▶ [TASK TO CARRY OUT]:
Leave out the pictures and reproduce all of the data exactly.

[SUPPLIED ENTRIES start]

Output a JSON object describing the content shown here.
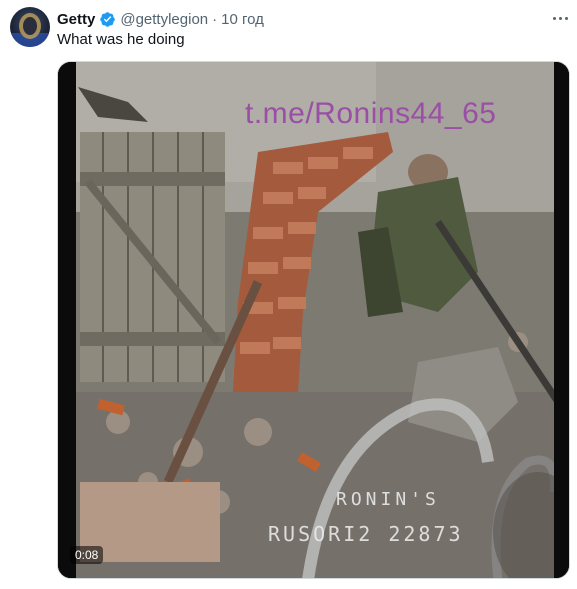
{
  "tweet": {
    "author_name": "Getty",
    "author_handle": "@gettylegion",
    "separator": "·",
    "timestamp": "10 год",
    "text": "What was he doing",
    "verified_color": "#1d9bf0"
  },
  "media": {
    "watermark": "t.me/Ronins44_65",
    "osd_line1": "RONIN'S",
    "osd_line2": "RUSORI2 22873",
    "duration": "0:08",
    "blur_color": "#b49a86"
  },
  "icons": {
    "verified": "verified-badge-icon",
    "more": "more-options-icon"
  }
}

[SUPPLIED ENTRIES end]

▶ [FINISHED EXERCISE]:
Output a JSON object describing the content shown here.
{
  "tweet": {
    "author_name": "Getty",
    "author_handle": "@gettylegion",
    "separator": "·",
    "timestamp": "10 год",
    "text": "What was he doing",
    "verified_color": "#1d9bf0"
  },
  "media": {
    "watermark": "t.me/Ronins44_65",
    "osd_line1": "RONIN'S",
    "osd_line2": "RUSORI2 22873",
    "duration": "0:08",
    "blur_color": "#b49a86"
  },
  "icons": {
    "verified": "verified-badge-icon",
    "more": "more-options-icon"
  }
}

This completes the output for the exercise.